**DATA:**
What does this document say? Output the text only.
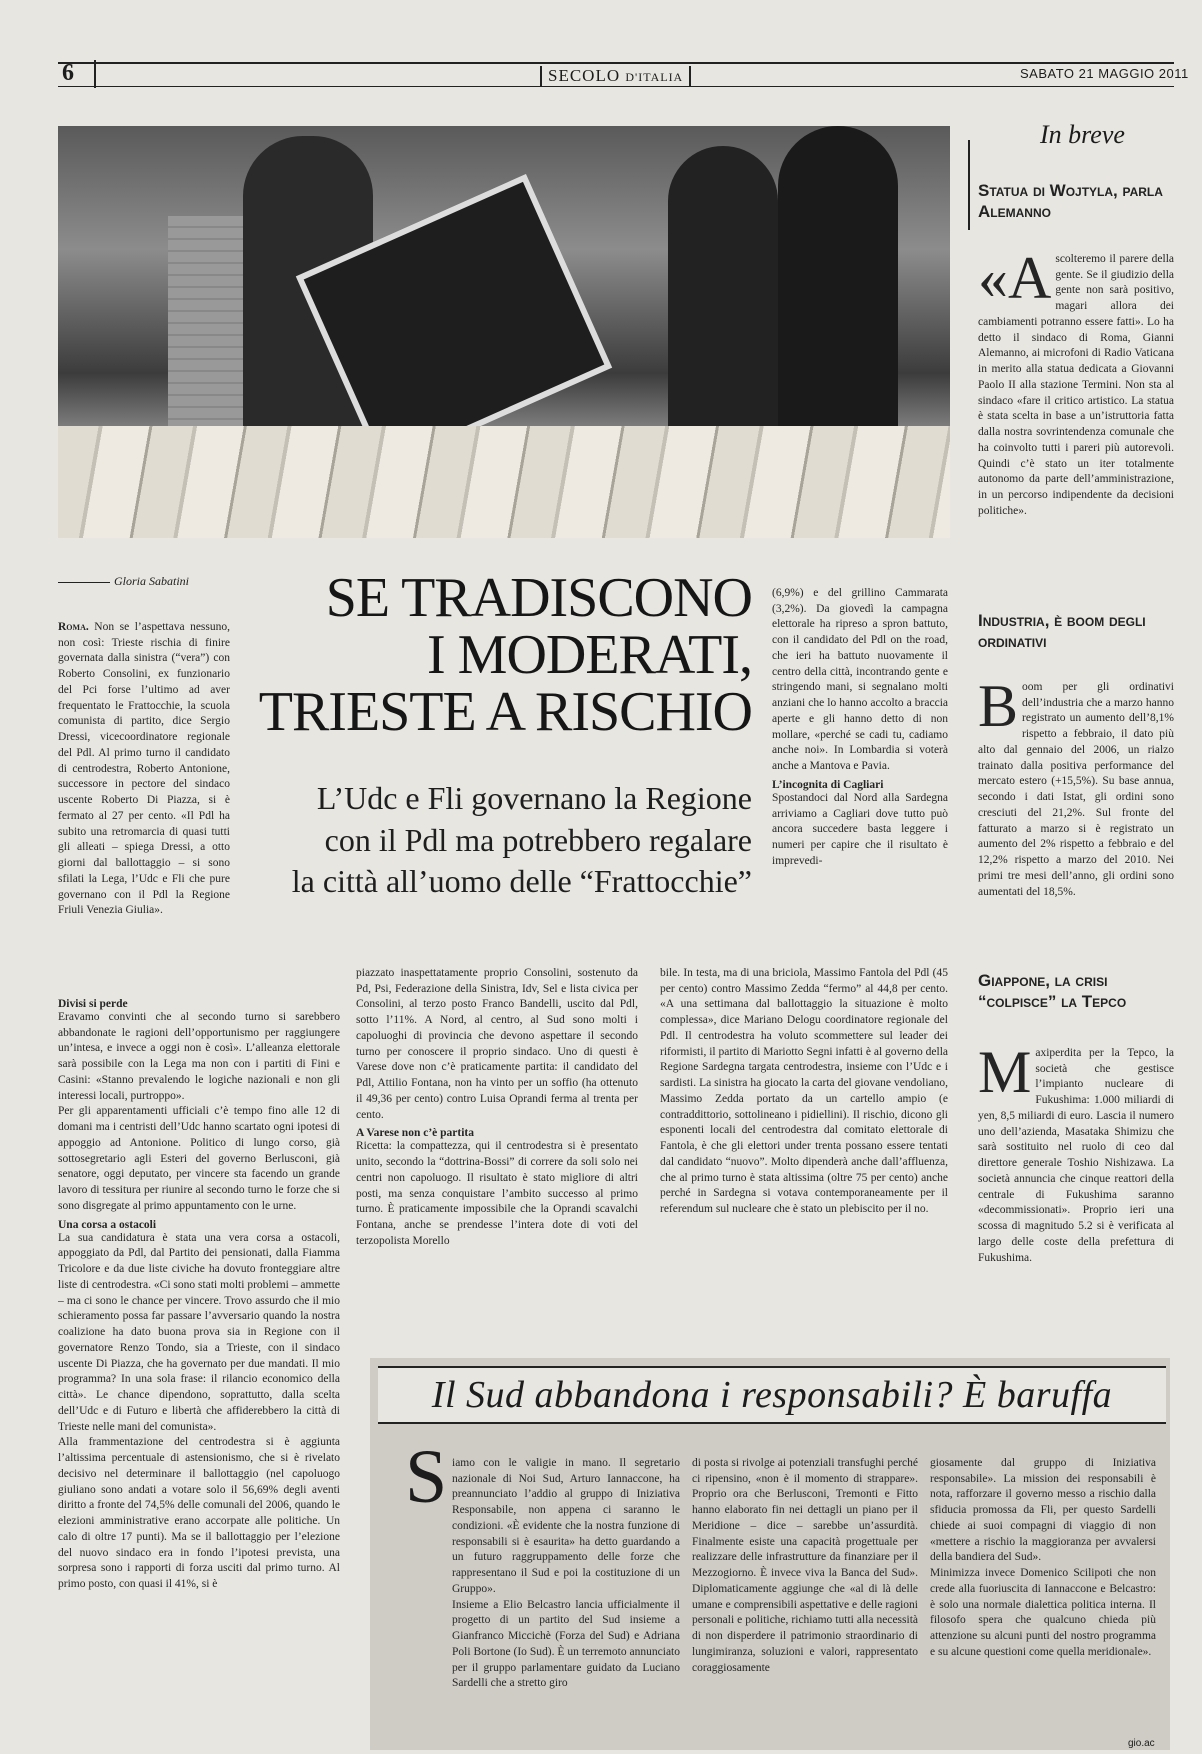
6	SECOLO D'ITALIA	SABATO 21 MAGGIO 2011
Gloria Sabatini	SE TRADISCONO
I MODERATI,
TRIESTE A RISCHIO
L’Udc e Fli governano la Regione
con il Pdl ma potrebbero regalare
la città all’uomo delle “Frattocchie”

Roma. Non se l’aspettava nessuno, non così: Trieste rischia di finire governata dalla sinistra (“vera”) con Roberto Consolini, ex funzionario del Pci forse l’ultimo ad aver frequentato le Frattocchie, la scuola comunista di partito, dice Sergio Dressi, vicecoordinatore regionale del Pdl. Al primo turno il candidato di centrodestra, Roberto Antonione, successore in pectore del sindaco uscente Roberto Di Piazza, si è fermato al 27 per cento. «Il Pdl ha subito una retromarcia di quasi tutti gli alleati – spiega Dressi, a otto giorni dal ballottaggio – si sono sfilati la Lega, l’Udc e Fli che pure governano con il Pdl la Regione Friuli Venezia Giulia».

Divisi si perde
Eravamo convinti che al secondo turno si sarebbero abbandonate le ragioni dell’opportunismo per raggiungere un’intesa, e invece a oggi non è così». L’alleanza elettorale sarà possibile con la Lega ma non con i partiti di Fini e Casini: «Stanno prevalendo le logiche nazionali e non gli interessi locali, purtroppo».
Per gli apparentamenti ufficiali c’è tempo fino alle 12 di domani ma i centristi dell’Udc hanno scartato ogni ipotesi di appoggio ad Antonione. Politico di lungo corso, già sottosegretario agli Esteri del governo Berlusconi, già senatore, oggi deputato, per vincere sta facendo un grande lavoro di tessitura per riunire al secondo turno le forze che si sono disgregate al primo appuntamento con le urne.

Una corsa a ostacoli
La sua candidatura è stata una vera corsa a ostacoli, appoggiato da Pdl, dal Partito dei pensionati, dalla Fiamma Tricolore e da due liste civiche ha dovuto fronteggiare altre liste di centrodestra. «Ci sono stati molti problemi – ammette – ma ci sono le chance per vincere. Trovo assurdo che il mio schieramento possa far passare l’avversario quando la nostra coalizione ha dato buona prova sia in Regione con il governatore Renzo Tondo, sia a Trieste, con il sindaco uscente Di Piazza, che ha governato per due mandati. Il mio programma? In una sola frase: il rilancio economico della città». Le chance dipendono, soprattutto, dalla scelta dell’Udc e di Futuro e libertà che affiderebbero la città di Trieste nelle mani del comunista».
Alla frammentazione del centrodestra si è aggiunta l’altissima percentuale di astensionismo, che si è rivelato decisivo nel determinare il ballottaggio (nel capoluogo giuliano sono andati a votare solo il 56,69% degli aventi diritto a fronte del 74,5% delle comunali del 2006, quando le elezioni amministrative erano accorpate alle politiche. Un calo di oltre 17 punti). Ma se il ballottaggio per l’elezione del nuovo sindaco era in fondo l’ipotesi prevista, una sorpresa sono i rapporti di forza usciti dal primo turno. Al primo posto, con quasi il 41%, si è

piazzato inaspettatamente proprio Consolini, sostenuto da Pd, Psi, Federazione della Sinistra, Idv, Sel e lista civica per Consolini, al terzo posto Franco Bandelli, uscito dal Pdl, sotto l’11%. A Nord, al centro, al Sud sono molti i capoluoghi di provincia che devono aspettare il secondo turno per conoscere il proprio sindaco. Uno di questi è Varese dove non c’è praticamente partita: il candidato del Pdl, Attilio Fontana, non ha vinto per un soffio (ha ottenuto il 49,36 per cento) contro Luisa Oprandi ferma al trenta per cento.

A Varese non c’è partita
Ricetta: la compattezza, qui il centrodestra si è presentato unito, secondo la “dottrina-Bossi” di correre da soli solo nei centri non capoluogo. Il risultato è stato migliore di altri posti, ma senza conquistare l’ambito successo al primo turno. È praticamente impossibile che la Oprandi scavalchi Fontana, anche se prendesse l’intera dote di voti del terzopolista Morello

(6,9%) e del grillino Cammarata (3,2%). Da giovedì la campagna elettorale ha ripreso a spron battuto, con il candidato del Pdl on the road, che ieri ha battuto nuovamente il centro della città, incontrando gente e stringendo mani, si segnalano molti anziani che lo hanno accolto a braccia aperte e gli hanno detto di non mollare, «perché se cadi tu, cadiamo anche noi». In Lombardia si voterà anche a Mantova e Pavia.

L’incognita di Cagliari
Spostandoci dal Nord alla Sardegna arriviamo a Cagliari dove tutto può ancora succedere basta leggere i numeri per capire che il risultato è imprevedi-

bile. In testa, ma di una briciola, Massimo Fantola del Pdl (45 per cento) contro Massimo Zedda “fermo” al 44,8 per cento. «A una settimana dal ballottaggio la situazione è molto complessa», dice Mariano Delogu coordinatore regionale del Pdl. Il centrodestra ha voluto scommettere sul leader dei riformisti, il partito di Mariotto Segni infatti è al governo della Regione Sardegna targata centrodestra, insieme con l’Udc e i sardisti. La sinistra ha giocato la carta del giovane vendoliano, Massimo Zedda portato da un cartello ampio (e contraddittorio, sottolineano i pidiellini). Il rischio, dicono gli esponenti locali del centrodestra dal comitato elettorale di Fantola, è che gli elettori under trenta possano essere tentati dal candidato “nuovo”. Molto dipenderà anche dall’affluenza, che al primo turno è stata altissima (oltre 75 per cento) anche perché in Sardegna si votava contemporaneamente per il referendum sul nucleare che è stato un plebiscito per il no.

In breve
Statua di Wojtyla, parla Alemanno

«Ascolteremo il parere della gente. Se il giudizio della gente non sarà positivo, magari allora dei cambiamenti potranno essere fatti». Lo ha detto il sindaco di Roma, Gianni Alemanno, ai microfoni di Radio Vaticana in merito alla statua dedicata a Giovanni Paolo II alla stazione Termini. Non sta al sindaco «fare il critico artistico. La statua è stata scelta in base a un’istruttoria fatta dalla nostra sovrintendenza comunale che ha coinvolto tutti i pareri più autorevoli. Quindi c’è stato un iter totalmente autonomo da parte dell’amministrazione, in un percorso indipendente da decisioni politiche».

Industria, è boom degli ordinativi

Boom per gli ordinativi dell’industria che a marzo hanno registrato un aumento dell’8,1% rispetto a febbraio, il dato più alto dal gennaio del 2006, un rialzo trainato dalla positiva performance del mercato estero (+15,5%). Su base annua, secondo i dati Istat, gli ordini sono cresciuti del 21,2%. Sul fronte del fatturato a marzo si è registrato un aumento del 2% rispetto a febbraio e del 12,2% rispetto a marzo del 2010. Nei primi tre mesi dell’anno, gli ordini sono aumentati del 18,5%.

Giappone, la crisi “colpisce” la Tepco

Maxiperdita per la Tepco, la società che gestisce l’impianto nucleare di Fukushima: 1.000 miliardi di yen, 8,5 miliardi di euro. Lascia il numero uno dell’azienda, Masataka Shimizu che sarà sostituito nel ruolo di ceo dal direttore generale Toshio Nishizawa. La società annuncia che cinque reattori della centrale di Fukushima saranno «decommissionati». Proprio ieri una scossa di magnitudo 5.2 si è verificata al largo delle coste della prefettura di Fukushima.

Il Sud abbandona i responsabili? È baruffa
S iamo con le valigie in mano. Il segretario nazionale di Noi Sud, Arturo Iannaccone, ha preannunciato l’addio al gruppo di Iniziativa Responsabile, non appena ci saranno le condizioni. «È evidente che la nostra funzione di responsabili si è esaurita» ha detto guardando a un futuro raggruppamento delle forze che rappresentano il Sud e poi la costituzione di un Gruppo».
Insieme a Elio Belcastro lancia ufficialmente il progetto di un partito del Sud insieme a Gianfranco Miccichè (Forza del Sud) e Adriana Poli Bortone (Io Sud). È un terremoto annunciato per il gruppo parlamentare guidato da Luciano Sardelli che a stretto giro

di posta si rivolge ai potenziali transfughi perché ci ripensino, «non è il momento di strappare». Proprio ora che Berlusconi, Tremonti e Fitto hanno elaborato fin nei dettagli un piano per il Meridione – dice – sarebbe un’assurdità. Finalmente esiste una capacità progettuale per realizzare delle infrastrutture da finanziare per il Mezzogiorno. È invece viva la Banca del Sud». Diplomaticamente aggiunge che «al di là delle umane e comprensibili aspettative e delle ragioni personali e politiche, richiamo tutti alla necessità di non disperdere il patrimonio straordinario di lungimiranza, soluzioni e valori, rappresentato coraggiosamente

giosamente dal gruppo di Iniziativa responsabile». La mission dei responsabili è nota, rafforzare il governo messo a rischio dalla sfiducia promossa da Fli, per questo Sardelli chiede ai suoi compagni di viaggio di non «mettere a rischio la maggioranza per avvalersi della bandiera del Sud».
Minimizza invece Domenico Scilipoti che non crede alla fuoriuscita di Iannaccone e Belcastro: è solo una normale dialettica politica interna. Il filosofo spera che qualcuno chieda più attenzione su alcuni punti del nostro programma e su alcune questioni come quella meridionale».

gio.ac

**INSTRUCTION:** Return each line with "Cagliari".

**OUTPUT OF THE EXERCISE:**
L’incognita di Cagliari
Spostandoci dal Nord alla Sardegna arriviamo a Cagliari dove tutto può ancora succedere basta leggere i numeri per capire che il risultato è imprevedi-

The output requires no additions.